** BEGIN **

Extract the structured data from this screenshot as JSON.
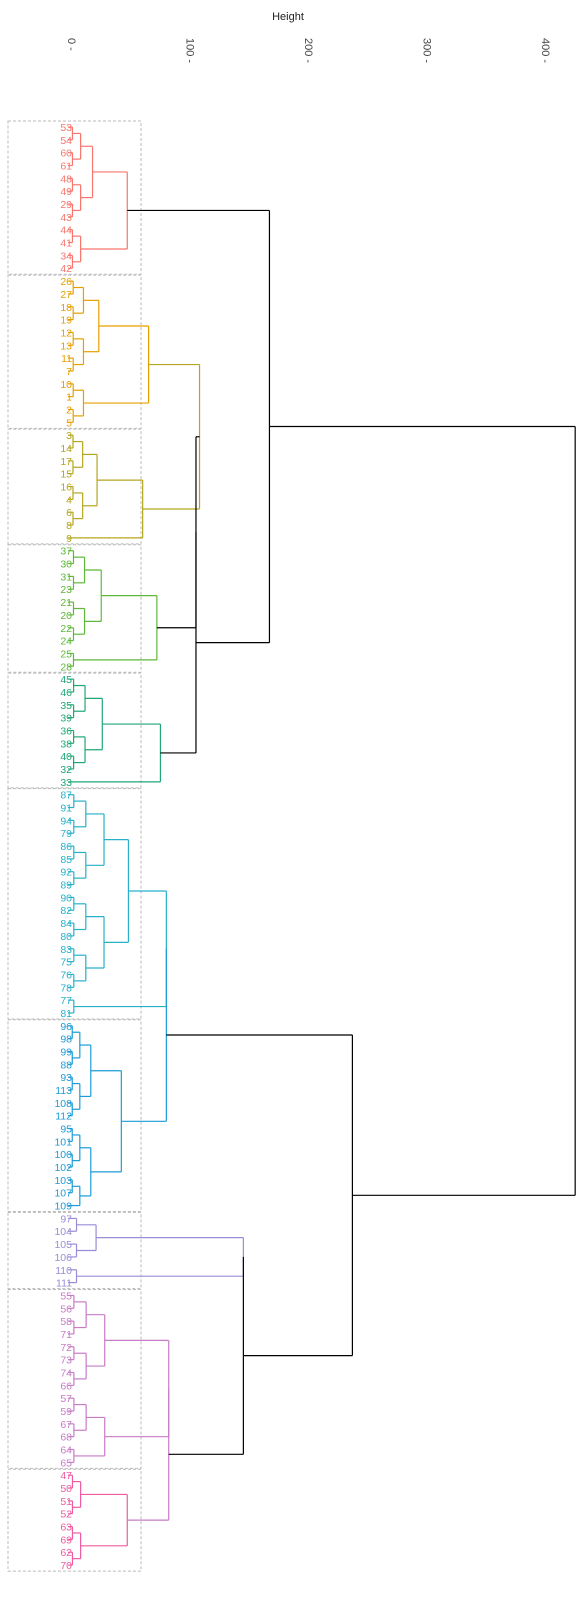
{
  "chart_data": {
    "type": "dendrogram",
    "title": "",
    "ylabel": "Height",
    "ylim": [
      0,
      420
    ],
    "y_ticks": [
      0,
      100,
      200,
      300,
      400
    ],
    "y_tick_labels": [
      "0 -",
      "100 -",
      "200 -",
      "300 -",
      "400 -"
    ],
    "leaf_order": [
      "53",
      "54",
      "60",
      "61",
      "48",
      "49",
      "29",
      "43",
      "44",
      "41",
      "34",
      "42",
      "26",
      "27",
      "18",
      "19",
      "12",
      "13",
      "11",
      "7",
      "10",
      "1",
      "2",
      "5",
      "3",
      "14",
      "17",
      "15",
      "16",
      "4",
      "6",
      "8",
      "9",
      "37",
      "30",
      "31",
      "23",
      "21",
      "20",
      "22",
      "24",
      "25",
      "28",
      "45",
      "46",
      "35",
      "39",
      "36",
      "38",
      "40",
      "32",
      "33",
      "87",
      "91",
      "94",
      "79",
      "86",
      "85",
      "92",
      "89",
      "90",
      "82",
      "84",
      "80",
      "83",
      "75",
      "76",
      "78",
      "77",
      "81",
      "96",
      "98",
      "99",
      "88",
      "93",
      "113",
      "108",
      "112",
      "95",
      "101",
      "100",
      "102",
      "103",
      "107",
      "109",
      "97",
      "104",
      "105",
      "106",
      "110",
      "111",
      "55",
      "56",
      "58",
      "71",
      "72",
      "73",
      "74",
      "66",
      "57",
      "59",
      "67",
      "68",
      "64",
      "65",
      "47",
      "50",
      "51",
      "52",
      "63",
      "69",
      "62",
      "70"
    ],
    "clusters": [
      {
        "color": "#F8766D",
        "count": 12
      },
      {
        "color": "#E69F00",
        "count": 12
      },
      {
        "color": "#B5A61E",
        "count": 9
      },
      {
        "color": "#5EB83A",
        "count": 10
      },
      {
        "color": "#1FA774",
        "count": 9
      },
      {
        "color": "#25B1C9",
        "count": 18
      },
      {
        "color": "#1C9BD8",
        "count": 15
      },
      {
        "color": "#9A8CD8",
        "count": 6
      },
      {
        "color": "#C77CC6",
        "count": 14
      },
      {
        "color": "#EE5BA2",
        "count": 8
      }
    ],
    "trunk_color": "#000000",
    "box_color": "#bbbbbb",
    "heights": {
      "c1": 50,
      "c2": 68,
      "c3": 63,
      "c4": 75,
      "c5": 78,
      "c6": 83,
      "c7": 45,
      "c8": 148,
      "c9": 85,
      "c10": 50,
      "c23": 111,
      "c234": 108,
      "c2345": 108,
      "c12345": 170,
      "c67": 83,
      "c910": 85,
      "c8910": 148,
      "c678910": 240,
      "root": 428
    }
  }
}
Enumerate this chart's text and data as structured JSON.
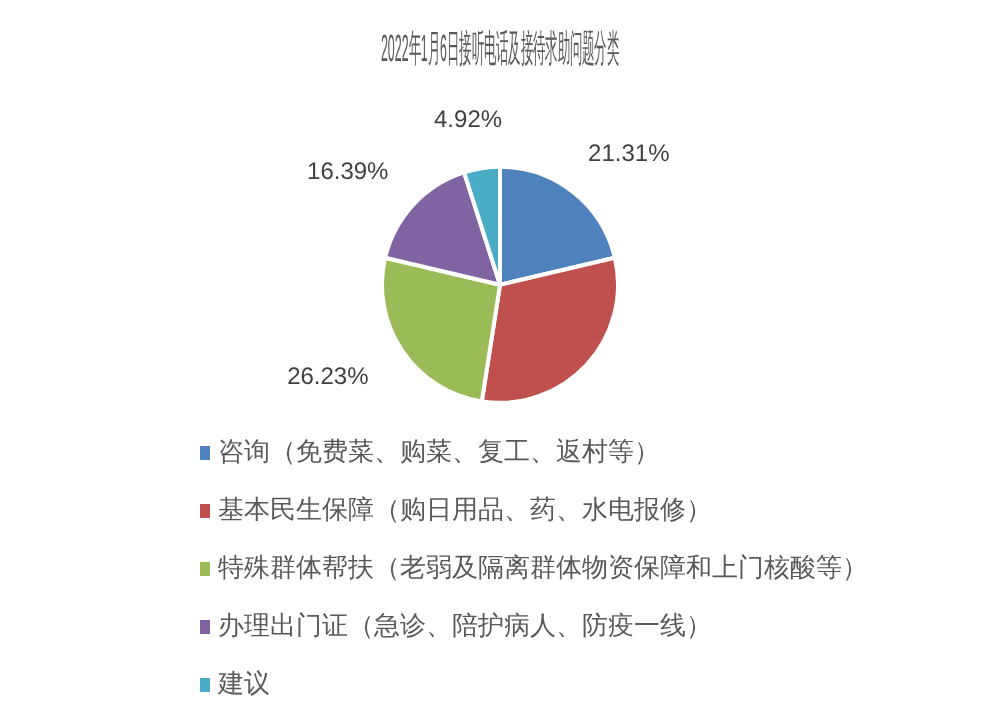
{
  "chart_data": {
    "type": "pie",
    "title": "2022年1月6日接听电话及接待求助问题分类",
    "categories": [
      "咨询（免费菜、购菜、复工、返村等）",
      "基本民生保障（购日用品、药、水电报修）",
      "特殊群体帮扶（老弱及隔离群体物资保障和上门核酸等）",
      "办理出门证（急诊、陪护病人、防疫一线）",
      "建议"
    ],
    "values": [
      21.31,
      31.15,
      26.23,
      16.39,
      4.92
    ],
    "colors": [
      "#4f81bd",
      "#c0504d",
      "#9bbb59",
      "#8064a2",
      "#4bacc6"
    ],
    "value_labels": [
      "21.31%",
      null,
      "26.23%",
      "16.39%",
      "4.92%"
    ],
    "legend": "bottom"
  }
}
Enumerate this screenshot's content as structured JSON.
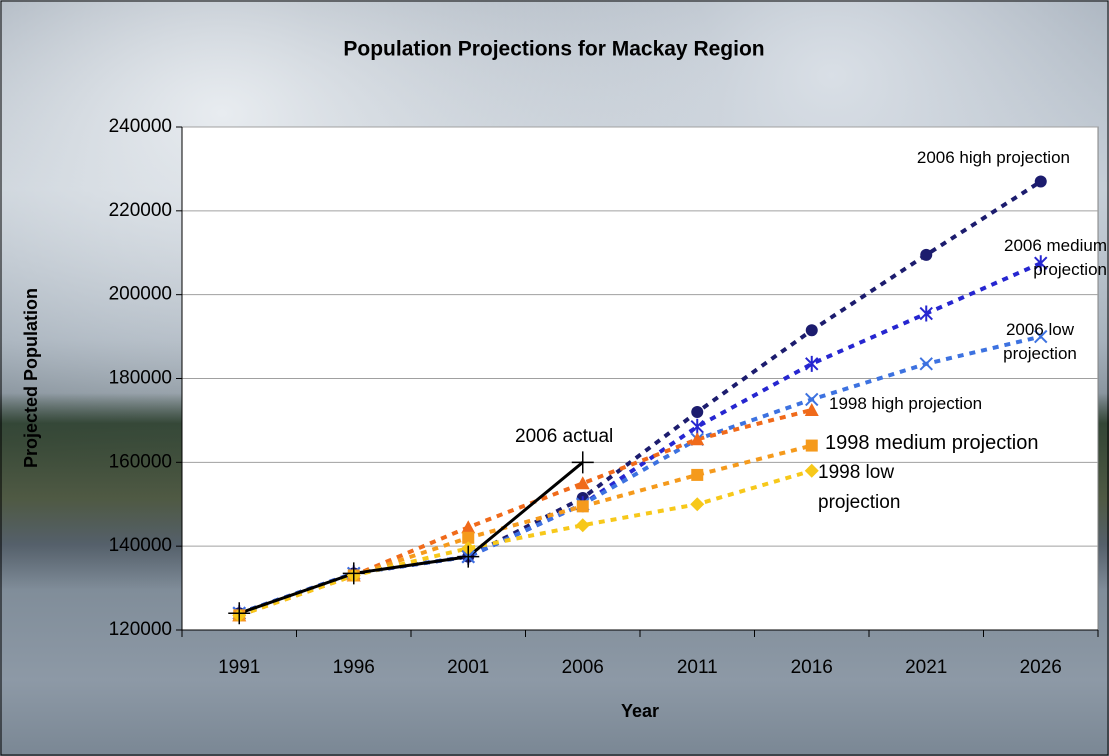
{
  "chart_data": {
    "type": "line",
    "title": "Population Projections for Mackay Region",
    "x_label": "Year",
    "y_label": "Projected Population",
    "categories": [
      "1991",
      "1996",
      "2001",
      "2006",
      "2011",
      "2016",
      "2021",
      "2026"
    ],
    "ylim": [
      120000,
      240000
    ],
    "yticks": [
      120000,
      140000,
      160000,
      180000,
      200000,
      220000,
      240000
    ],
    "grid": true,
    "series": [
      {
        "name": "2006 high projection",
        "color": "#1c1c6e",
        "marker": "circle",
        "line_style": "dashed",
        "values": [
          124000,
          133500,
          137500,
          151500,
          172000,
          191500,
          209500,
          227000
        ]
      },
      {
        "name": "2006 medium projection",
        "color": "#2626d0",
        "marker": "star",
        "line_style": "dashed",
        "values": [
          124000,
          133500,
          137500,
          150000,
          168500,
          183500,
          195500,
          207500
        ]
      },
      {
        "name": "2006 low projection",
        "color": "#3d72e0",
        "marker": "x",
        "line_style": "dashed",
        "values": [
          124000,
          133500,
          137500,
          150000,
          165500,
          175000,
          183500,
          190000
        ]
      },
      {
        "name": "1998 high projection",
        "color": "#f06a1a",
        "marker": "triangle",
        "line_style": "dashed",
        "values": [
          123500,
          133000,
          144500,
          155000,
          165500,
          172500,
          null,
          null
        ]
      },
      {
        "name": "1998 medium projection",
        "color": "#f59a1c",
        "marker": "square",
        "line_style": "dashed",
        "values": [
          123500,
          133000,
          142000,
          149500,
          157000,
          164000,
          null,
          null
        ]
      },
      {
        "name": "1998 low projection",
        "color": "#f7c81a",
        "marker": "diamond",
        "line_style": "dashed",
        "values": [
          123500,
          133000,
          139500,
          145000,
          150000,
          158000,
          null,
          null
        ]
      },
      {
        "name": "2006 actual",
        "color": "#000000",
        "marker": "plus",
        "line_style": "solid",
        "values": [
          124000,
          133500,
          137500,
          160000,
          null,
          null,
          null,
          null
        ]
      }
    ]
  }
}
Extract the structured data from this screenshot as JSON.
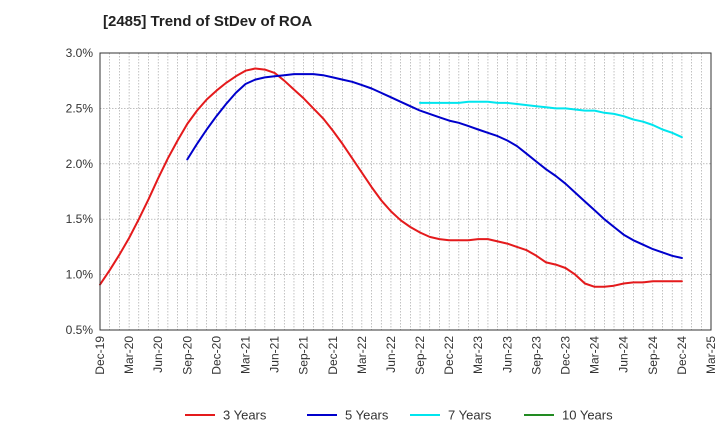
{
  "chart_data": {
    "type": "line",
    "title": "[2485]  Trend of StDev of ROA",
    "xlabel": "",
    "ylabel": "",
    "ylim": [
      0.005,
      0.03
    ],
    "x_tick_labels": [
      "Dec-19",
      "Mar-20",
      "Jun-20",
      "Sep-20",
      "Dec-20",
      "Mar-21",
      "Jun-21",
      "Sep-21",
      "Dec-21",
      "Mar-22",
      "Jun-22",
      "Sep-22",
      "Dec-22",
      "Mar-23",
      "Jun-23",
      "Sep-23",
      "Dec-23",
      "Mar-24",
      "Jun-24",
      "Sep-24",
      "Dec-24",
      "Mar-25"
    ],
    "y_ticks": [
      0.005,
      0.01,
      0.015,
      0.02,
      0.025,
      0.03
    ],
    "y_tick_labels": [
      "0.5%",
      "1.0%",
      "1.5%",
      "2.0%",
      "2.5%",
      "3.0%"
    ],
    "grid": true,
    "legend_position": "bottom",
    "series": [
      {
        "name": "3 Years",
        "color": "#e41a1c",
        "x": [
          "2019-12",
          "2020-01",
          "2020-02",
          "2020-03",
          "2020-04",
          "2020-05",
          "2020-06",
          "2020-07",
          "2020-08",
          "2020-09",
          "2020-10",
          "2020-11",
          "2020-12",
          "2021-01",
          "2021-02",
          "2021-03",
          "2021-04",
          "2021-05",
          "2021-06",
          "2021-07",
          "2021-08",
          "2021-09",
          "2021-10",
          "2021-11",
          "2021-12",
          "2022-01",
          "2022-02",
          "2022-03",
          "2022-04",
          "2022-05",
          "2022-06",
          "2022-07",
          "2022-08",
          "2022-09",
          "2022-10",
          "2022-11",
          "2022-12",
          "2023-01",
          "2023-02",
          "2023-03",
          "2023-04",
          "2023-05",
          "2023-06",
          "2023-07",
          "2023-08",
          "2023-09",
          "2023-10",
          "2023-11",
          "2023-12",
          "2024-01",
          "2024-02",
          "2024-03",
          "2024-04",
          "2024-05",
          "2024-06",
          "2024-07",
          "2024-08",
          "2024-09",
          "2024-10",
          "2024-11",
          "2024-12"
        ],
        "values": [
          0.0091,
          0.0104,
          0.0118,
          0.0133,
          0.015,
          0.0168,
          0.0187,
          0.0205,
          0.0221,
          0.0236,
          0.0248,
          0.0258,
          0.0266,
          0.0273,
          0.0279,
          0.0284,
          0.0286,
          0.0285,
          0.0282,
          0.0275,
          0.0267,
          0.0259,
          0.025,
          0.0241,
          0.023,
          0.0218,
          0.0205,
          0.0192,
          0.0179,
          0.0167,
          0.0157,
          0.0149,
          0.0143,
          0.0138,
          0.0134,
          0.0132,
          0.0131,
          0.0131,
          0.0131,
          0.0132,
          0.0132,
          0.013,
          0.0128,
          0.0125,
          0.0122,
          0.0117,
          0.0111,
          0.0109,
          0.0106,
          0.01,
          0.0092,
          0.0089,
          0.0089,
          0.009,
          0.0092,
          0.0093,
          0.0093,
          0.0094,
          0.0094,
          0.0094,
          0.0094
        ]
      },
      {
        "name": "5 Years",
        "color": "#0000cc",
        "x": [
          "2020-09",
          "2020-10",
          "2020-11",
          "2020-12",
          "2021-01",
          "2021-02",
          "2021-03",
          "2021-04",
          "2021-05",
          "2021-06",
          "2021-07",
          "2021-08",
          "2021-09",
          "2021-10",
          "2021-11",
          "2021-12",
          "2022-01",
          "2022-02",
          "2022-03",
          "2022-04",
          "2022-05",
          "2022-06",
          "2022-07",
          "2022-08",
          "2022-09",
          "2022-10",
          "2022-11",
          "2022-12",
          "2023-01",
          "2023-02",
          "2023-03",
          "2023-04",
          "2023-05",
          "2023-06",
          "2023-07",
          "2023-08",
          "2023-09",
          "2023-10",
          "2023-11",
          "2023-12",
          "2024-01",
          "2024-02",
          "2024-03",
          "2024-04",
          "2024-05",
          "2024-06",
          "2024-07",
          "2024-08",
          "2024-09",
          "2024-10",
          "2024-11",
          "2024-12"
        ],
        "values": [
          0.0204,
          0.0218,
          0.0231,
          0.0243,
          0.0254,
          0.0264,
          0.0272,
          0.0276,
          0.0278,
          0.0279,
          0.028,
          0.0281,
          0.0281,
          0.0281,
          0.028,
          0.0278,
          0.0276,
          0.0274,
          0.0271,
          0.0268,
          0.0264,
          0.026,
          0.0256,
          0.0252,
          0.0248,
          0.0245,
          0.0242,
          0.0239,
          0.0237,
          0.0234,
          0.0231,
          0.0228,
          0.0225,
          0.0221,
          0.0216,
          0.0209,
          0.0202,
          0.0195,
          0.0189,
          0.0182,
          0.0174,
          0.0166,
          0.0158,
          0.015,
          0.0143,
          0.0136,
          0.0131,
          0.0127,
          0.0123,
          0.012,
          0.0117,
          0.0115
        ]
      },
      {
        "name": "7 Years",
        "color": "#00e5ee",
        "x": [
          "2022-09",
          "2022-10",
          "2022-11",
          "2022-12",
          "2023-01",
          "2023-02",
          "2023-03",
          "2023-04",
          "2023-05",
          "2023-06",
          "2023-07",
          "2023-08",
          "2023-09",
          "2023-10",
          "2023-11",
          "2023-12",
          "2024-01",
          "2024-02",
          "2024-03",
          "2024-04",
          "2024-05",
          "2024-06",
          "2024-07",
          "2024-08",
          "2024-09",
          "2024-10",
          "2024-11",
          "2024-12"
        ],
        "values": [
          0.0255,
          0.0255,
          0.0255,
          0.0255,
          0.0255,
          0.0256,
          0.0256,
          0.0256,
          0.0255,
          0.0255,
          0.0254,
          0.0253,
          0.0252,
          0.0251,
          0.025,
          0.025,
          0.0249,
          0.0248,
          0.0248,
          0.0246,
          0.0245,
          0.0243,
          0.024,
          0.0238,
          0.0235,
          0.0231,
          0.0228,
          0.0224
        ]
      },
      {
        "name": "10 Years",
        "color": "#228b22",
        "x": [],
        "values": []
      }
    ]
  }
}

** END **

**Exercise directions:** Gather and return every line that holds the string "type".

**Response below:**
    "type": "dendrogram",
    "type": "pie",
    "type": "line",
    "type": "line",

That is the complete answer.